» **Short exercise 1**
Answer these questions from the notes on EXE header fields:
(a) To what value does Tlink set the start of the relocation table?
(b) How long is the shortest EXE file in the world?
(c) What is the shortest .COM file?
» **Short exercise 2**
Extend the notes on EXE header fields, beginning right after their last sentence.

» **Source**
Checksum: Nobody cares it.
Originally it's a pad word that the sum of the words in an EXE file would
be 0. No info on what should happen if the file is odd-length... So this word
can be anything.
Start of the relocation table : Tlink sets it to 3eh, but it can be placed
elsewhere.
Overlay number : Another unused area. To save space, the relocation table
can start here. According to some documentations this doesn't belong
to the EXE header. So the shortest EXE file in the world is 26 bytes
long, and consists of only a header. Its entry point is the 'int 20h' ins-
truction in the PSP. Executable files under 26 byte are all .COM files even
if they start with 'MZ'...
And the shortest .COM file is a single 'retn' instruction ;-)
!TRICK! It's funny to add some text to the beginning to the EXE file with
a message "Ripping is lame!" or something... Here's the technique:
a postprocessor program places the relocation table elsewhere and copies
a message after the header.

Annotated element entries
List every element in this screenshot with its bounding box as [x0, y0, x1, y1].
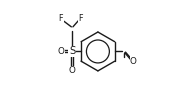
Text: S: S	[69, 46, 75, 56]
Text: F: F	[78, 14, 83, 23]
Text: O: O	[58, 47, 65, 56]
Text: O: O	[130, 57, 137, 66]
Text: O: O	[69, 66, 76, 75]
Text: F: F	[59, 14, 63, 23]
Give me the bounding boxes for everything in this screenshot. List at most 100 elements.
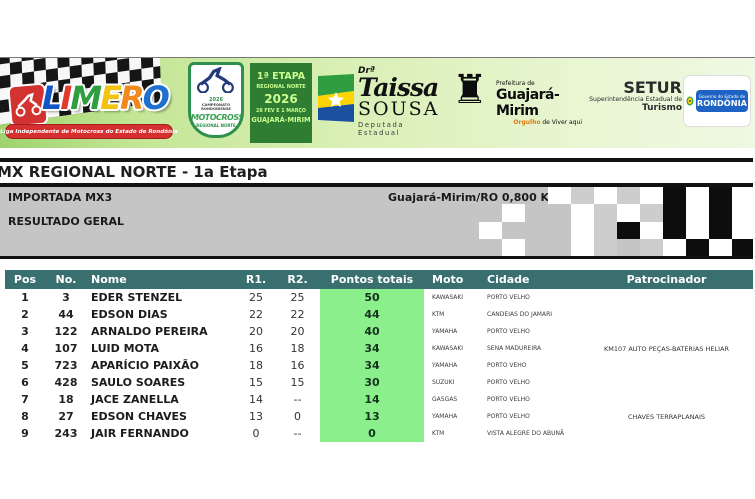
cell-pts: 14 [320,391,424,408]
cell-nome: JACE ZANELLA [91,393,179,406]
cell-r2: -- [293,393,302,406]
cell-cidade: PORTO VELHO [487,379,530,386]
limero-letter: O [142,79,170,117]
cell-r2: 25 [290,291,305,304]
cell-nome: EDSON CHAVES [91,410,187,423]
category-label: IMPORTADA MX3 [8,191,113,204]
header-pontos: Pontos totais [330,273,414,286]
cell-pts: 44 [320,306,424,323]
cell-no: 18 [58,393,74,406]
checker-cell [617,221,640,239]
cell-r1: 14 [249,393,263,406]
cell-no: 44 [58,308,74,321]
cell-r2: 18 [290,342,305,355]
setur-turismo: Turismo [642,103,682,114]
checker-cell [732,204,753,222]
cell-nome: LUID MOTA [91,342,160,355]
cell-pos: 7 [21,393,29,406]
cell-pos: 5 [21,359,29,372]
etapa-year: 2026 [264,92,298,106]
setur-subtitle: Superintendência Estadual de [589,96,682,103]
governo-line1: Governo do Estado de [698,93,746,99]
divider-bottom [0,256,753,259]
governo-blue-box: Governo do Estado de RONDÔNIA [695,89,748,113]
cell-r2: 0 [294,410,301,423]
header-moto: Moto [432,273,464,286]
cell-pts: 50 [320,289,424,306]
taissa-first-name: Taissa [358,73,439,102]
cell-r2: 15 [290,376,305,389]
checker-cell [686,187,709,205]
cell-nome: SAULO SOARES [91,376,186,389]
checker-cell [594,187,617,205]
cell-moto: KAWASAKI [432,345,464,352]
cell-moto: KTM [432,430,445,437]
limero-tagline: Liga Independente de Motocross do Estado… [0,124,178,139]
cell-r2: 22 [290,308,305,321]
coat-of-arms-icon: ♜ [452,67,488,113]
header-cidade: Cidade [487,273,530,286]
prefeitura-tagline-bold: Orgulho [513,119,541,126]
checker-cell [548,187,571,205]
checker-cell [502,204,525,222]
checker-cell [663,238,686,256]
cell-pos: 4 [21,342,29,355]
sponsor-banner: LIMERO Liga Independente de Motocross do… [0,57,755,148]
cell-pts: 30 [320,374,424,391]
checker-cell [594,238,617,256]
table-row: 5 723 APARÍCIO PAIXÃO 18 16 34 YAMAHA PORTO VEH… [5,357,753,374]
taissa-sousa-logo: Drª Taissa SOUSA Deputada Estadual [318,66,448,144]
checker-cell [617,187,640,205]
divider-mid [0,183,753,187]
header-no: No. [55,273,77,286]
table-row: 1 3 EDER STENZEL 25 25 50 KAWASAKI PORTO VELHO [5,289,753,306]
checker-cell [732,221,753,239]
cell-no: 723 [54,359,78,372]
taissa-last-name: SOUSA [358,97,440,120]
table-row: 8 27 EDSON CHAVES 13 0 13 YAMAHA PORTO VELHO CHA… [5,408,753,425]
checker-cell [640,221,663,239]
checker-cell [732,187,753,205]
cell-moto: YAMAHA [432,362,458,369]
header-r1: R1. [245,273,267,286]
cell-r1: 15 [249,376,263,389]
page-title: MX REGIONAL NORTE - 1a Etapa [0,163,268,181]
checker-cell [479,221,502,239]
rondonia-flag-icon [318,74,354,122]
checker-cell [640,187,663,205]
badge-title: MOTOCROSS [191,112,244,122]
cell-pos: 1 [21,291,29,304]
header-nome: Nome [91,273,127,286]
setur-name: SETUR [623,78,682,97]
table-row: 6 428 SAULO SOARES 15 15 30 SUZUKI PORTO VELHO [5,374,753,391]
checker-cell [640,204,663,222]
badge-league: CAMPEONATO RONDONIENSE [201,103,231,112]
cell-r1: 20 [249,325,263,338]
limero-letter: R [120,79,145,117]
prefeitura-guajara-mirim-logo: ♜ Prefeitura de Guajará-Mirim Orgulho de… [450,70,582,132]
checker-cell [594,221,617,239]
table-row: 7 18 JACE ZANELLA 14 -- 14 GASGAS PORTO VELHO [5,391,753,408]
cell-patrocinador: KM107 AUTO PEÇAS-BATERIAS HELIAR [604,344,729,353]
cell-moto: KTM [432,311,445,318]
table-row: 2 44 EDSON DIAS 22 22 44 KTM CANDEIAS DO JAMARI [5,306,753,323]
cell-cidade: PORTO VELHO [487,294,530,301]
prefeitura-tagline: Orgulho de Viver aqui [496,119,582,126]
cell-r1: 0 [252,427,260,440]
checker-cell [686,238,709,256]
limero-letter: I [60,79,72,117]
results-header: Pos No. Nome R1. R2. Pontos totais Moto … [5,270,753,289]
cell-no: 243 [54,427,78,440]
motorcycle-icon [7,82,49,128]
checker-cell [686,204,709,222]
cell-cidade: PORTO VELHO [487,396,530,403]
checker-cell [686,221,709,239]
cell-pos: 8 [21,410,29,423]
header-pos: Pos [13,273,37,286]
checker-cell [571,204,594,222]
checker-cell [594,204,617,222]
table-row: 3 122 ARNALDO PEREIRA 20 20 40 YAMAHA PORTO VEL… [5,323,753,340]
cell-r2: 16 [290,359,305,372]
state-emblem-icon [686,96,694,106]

» **Exercise answer 1**
(a) 3eh
(b) 26 bytes
(c) A single 'retn' instruction

» **Exercise answer 2**
A freshly compiled EXE file looks like this:
"MZ" <- signature
<header data>
"û0jr" <- Tasm crap
<relocation table (if any)>
<Numerous pad bytes> <- Body is 512
<Body> aligned
This can be modified/compressed into:
"MZ" <- Remains
<header data> <- New reloc.
table start!
"Ripping is lame!" <- Message
<relocation table>
<Max. 12 pad bytes> <-Body will be
<Body> paragraph aligned
So if an inquistive dude looks to the EXE file, he immediately confronts
the message :-)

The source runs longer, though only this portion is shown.